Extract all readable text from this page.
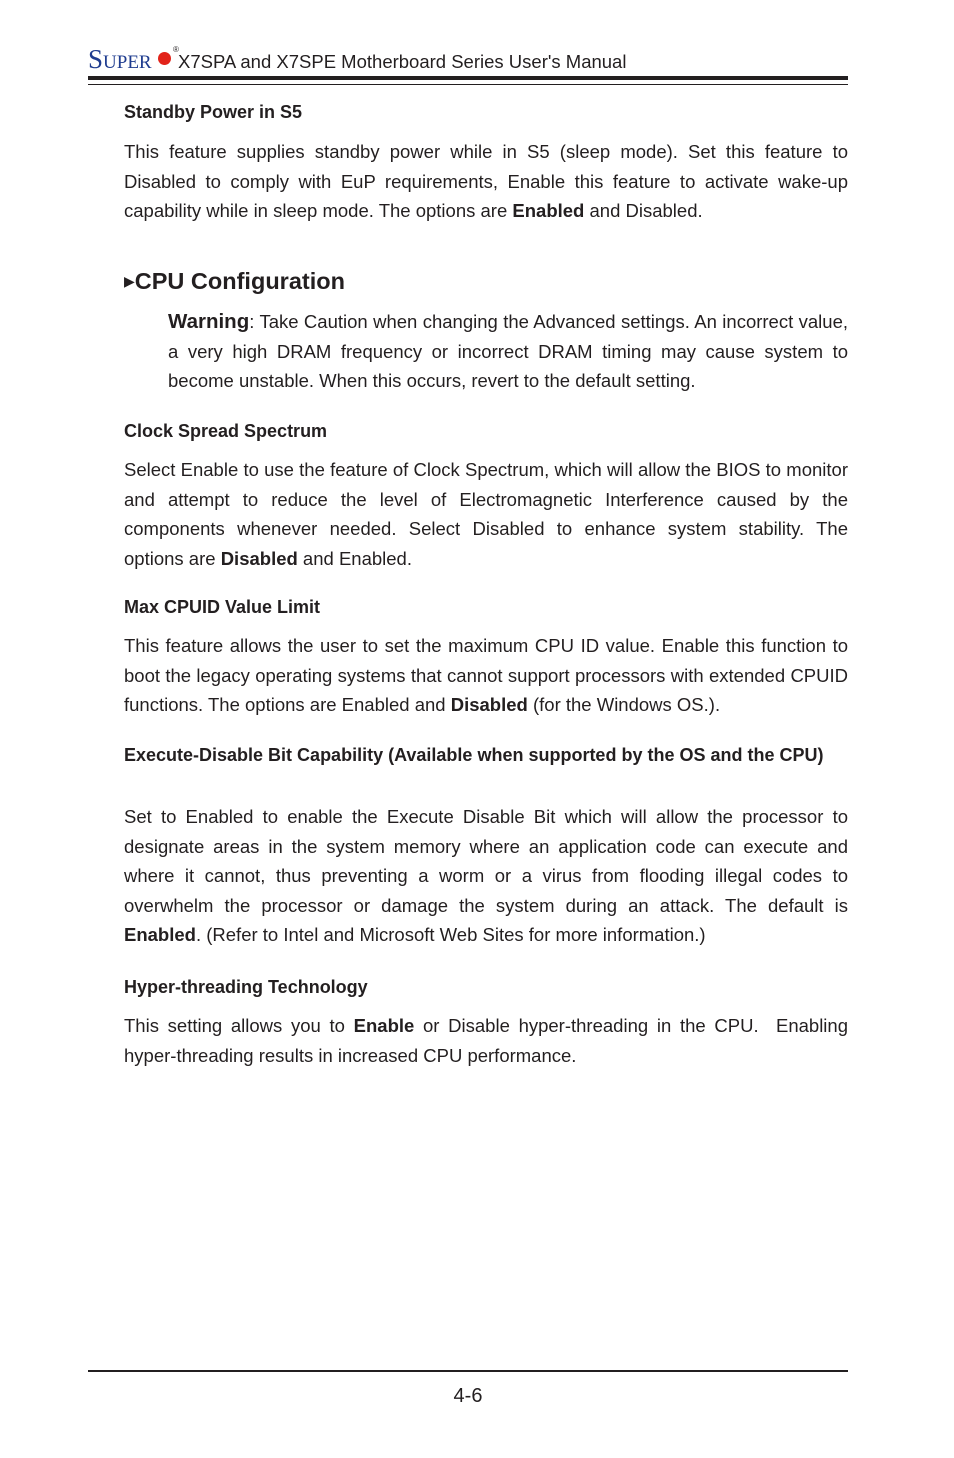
SUPER
®
X7SPA and X7SPE Motherboard Series User's Manual
Standby Power in S5

This feature supplies standby power while in S5 (sleep mode). Set this feature to Disabled to comply with EuP requirements, Enable this feature to activate wake-up capability while in sleep mode. The options are Enabled and Disabled.

▶CPU Configuration

Warning: Take Caution when changing the Advanced settings. An incorrect value, a very high DRAM frequency or incorrect DRAM timing may cause system to become unstable. When this occurs, revert to the default setting.

Clock Spread Spectrum

Select Enable to use the feature of Clock Spectrum, which will allow the BIOS to monitor and attempt to reduce the level of Electromagnetic Interference caused by the components whenever needed. Select Disabled to enhance system stability. The options are Disabled and Enabled.

Max CPUID Value Limit

This feature allows the user to set the maximum CPU ID value. Enable this function to boot the legacy operating systems that cannot support processors with extended CPUID functions. The options are Enabled and Disabled (for the Windows OS.).

Execute-Disable Bit Capability (Available when supported by the OS and the CPU)

Set to Enabled to enable the Execute Disable Bit which will allow the processor to designate areas in the system memory where an application code can execute and where it cannot, thus preventing a worm or a virus from flooding illegal codes to overwhelm the processor or damage the system during an attack. The default is Enabled. (Refer to Intel and Microsoft Web Sites for more information.)

Hyper-threading Technology

This setting allows you to Enable or Disable hyper-threading in the CPU.  Enabling hyper-threading results in increased CPU performance.

4-6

++++++++

ACTION ITEM - What is needed is an exact copy of all the records, minus any pictures.

REPLY TO THE TASK -
Extract all readable text from this page.
SUPER
®
X7SPA and X7SPE Motherboard Series User's Manual
Standby Power in S5

This feature supplies standby power while in S5 (sleep mode). Set this feature to Disabled to comply with EuP requirements, Enable this feature to activate wake-up capability while in sleep mode. The options are Enabled and Disabled.

▶CPU Configuration

Warning: Take Caution when changing the Advanced settings. An incorrect value, a very high DRAM frequency or incorrect DRAM timing may cause system to become unstable. When this occurs, revert to the default setting.

Clock Spread Spectrum

Select Enable to use the feature of Clock Spectrum, which will allow the BIOS to monitor and attempt to reduce the level of Electromagnetic Interference caused by the components whenever needed. Select Disabled to enhance system stability. The options are Disabled and Enabled.

Max CPUID Value Limit

This feature allows the user to set the maximum CPU ID value. Enable this function to boot the legacy operating systems that cannot support processors with extended CPUID functions. The options are Enabled and Disabled (for the Windows OS.).

Execute-Disable Bit Capability (Available when supported by the OS and the CPU)

Set to Enabled to enable the Execute Disable Bit which will allow the processor to designate areas in the system memory where an application code can execute and where it cannot, thus preventing a worm or a virus from flooding illegal codes to overwhelm the processor or damage the system during an attack. The default is Enabled. (Refer to Intel and Microsoft Web Sites for more information.)

Hyper-threading Technology

This setting allows you to Enable or Disable hyper-threading in the CPU.  Enabling hyper-threading results in increased CPU performance.

4-6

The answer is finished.